__PROBLEM STATEMENT__
Find the word "Bodanszky" in the data, then copy each line where it is found.

(Entries from a page text dataset)
-------

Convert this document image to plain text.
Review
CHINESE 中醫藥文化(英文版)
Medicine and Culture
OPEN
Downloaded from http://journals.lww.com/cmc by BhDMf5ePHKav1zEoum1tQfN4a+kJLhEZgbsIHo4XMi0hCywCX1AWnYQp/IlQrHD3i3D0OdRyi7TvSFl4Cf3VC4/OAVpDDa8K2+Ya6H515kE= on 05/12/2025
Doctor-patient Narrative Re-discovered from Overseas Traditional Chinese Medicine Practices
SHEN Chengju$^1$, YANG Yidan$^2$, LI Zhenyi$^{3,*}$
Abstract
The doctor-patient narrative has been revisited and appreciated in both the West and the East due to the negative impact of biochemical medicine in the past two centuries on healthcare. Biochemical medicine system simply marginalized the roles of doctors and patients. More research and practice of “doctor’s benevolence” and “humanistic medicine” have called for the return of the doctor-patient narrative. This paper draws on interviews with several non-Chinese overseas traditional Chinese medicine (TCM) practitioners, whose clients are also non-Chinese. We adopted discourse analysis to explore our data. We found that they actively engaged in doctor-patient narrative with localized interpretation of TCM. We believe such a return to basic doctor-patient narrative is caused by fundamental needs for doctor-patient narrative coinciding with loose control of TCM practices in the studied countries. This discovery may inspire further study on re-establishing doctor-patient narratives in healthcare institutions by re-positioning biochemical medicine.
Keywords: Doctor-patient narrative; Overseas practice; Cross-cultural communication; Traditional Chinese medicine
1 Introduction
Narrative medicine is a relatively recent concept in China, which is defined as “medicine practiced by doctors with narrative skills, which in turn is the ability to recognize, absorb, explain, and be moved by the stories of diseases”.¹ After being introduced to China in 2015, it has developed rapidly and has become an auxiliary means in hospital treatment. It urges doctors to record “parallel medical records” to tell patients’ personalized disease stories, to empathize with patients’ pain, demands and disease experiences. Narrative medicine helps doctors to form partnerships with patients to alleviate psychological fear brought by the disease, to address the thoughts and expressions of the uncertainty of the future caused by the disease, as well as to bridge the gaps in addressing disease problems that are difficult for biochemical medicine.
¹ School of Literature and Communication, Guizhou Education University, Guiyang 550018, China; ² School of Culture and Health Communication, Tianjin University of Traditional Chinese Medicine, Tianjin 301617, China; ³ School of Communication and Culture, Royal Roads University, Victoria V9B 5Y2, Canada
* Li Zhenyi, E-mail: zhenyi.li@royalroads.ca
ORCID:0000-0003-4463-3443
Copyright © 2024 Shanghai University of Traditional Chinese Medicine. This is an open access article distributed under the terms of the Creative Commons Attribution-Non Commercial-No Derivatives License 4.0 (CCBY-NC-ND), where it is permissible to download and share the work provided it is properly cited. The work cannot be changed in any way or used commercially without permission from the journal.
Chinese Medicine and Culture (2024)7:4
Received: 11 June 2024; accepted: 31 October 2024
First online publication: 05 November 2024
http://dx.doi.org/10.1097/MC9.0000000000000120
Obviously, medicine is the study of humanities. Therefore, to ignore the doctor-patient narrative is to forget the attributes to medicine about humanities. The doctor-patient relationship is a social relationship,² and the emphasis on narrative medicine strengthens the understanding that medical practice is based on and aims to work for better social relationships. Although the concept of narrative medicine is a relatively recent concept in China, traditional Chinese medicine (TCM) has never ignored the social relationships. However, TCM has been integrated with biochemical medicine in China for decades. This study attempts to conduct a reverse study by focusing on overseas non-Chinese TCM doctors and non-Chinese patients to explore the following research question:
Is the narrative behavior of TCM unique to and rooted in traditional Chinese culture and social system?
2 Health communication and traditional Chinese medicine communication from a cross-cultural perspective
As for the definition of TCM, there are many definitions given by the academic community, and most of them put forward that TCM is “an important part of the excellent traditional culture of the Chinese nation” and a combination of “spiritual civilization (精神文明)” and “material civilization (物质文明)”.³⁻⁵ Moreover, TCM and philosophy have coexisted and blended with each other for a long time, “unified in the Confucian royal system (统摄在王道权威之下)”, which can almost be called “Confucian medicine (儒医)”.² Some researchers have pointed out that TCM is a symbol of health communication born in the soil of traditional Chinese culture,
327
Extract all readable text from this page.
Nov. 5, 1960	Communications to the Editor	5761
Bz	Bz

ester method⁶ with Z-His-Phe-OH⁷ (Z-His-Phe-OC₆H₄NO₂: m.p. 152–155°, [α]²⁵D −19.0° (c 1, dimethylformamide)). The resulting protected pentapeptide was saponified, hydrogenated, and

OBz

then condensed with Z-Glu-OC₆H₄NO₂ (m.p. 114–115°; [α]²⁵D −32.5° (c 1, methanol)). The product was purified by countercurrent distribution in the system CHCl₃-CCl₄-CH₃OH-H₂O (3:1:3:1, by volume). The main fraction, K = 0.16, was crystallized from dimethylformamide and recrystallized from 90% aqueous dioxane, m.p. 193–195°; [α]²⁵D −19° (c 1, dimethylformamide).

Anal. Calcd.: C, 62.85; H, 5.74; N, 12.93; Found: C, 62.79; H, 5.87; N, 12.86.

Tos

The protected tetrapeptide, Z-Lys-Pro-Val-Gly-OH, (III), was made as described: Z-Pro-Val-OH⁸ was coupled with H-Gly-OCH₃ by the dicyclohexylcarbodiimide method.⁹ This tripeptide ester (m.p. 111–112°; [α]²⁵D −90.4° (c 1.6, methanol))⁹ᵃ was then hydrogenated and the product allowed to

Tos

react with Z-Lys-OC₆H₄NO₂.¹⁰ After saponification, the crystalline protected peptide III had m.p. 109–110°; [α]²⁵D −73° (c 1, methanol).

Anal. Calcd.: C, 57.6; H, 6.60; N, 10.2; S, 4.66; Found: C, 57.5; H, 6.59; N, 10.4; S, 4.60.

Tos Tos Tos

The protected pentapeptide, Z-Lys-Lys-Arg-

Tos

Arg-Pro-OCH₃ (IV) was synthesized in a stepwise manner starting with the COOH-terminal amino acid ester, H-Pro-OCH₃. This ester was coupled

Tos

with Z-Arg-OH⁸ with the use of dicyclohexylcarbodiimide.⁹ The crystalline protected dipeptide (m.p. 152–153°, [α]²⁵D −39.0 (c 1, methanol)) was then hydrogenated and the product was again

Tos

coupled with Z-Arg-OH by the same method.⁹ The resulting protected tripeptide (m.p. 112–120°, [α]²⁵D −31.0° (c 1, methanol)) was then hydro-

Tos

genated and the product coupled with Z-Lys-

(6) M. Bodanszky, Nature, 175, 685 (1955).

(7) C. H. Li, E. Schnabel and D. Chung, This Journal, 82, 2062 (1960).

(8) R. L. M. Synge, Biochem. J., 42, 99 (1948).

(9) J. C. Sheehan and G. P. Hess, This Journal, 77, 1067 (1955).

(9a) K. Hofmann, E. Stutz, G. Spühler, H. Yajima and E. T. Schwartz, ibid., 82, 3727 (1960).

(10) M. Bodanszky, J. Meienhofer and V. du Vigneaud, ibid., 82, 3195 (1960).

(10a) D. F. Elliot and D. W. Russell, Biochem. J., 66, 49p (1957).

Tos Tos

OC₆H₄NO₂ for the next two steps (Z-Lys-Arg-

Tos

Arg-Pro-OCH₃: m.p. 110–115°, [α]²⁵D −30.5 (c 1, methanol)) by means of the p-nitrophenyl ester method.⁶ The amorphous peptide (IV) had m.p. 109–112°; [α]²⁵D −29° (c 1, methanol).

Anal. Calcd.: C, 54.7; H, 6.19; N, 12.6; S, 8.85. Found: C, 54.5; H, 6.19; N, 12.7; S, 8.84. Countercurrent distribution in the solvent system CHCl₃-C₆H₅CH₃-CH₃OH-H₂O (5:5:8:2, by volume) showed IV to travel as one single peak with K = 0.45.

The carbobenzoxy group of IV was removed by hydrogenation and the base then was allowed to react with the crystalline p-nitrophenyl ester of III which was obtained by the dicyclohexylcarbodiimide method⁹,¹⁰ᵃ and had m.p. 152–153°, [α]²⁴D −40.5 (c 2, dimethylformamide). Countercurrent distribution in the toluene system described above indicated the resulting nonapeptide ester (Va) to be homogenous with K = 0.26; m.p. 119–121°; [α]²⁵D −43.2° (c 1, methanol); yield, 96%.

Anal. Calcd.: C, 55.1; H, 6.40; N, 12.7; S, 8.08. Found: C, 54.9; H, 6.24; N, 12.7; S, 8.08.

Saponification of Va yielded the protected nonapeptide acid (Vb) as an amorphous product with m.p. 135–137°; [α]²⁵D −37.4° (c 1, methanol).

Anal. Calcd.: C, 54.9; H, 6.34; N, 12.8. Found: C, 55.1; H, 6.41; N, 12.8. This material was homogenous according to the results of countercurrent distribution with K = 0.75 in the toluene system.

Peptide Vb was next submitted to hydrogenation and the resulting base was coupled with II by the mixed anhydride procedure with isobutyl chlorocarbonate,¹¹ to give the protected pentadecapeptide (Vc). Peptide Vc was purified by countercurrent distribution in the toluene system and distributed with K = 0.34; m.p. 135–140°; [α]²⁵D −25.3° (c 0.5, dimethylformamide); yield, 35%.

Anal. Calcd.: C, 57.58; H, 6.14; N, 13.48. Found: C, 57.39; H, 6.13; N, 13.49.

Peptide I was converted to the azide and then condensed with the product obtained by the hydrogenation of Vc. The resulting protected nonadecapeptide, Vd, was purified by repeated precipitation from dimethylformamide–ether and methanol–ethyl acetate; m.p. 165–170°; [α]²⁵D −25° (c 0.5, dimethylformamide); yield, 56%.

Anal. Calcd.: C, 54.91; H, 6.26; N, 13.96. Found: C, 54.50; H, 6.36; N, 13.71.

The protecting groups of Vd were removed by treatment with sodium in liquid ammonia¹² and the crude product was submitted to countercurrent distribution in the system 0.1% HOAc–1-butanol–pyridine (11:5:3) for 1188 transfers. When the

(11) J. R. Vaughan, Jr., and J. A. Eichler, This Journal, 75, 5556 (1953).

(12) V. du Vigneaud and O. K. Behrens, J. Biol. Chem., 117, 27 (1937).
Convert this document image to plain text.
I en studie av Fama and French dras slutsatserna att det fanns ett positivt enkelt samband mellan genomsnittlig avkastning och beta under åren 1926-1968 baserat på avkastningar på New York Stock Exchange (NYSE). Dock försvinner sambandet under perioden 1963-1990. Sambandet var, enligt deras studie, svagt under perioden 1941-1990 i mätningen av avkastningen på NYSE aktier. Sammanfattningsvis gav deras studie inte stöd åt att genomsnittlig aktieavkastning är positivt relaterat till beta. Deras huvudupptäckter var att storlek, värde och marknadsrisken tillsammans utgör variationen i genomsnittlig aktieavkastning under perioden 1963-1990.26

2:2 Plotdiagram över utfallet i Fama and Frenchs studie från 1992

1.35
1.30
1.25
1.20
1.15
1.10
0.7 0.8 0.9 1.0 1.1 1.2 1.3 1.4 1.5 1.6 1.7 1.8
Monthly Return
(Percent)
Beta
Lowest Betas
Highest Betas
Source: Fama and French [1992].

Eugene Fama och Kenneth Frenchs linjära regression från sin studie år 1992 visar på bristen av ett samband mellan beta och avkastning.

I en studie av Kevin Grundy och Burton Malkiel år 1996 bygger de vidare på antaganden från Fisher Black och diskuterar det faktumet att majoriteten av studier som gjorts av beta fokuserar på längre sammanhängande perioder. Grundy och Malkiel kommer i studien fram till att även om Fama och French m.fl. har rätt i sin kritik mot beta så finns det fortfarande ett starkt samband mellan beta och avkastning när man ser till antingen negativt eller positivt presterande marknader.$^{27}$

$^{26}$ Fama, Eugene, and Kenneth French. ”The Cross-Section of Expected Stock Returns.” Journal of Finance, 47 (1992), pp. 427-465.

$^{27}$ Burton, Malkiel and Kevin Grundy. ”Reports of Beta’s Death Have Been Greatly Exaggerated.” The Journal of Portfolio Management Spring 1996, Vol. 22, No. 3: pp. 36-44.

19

-------

__TASK OUTPUT__
(6) M. Bodanszky, Nature, 175, 685 (1955).
(10) M. Bodanszky, J. Meienhofer and V. du Vigneaud, ibid., 82, 3195 (1960).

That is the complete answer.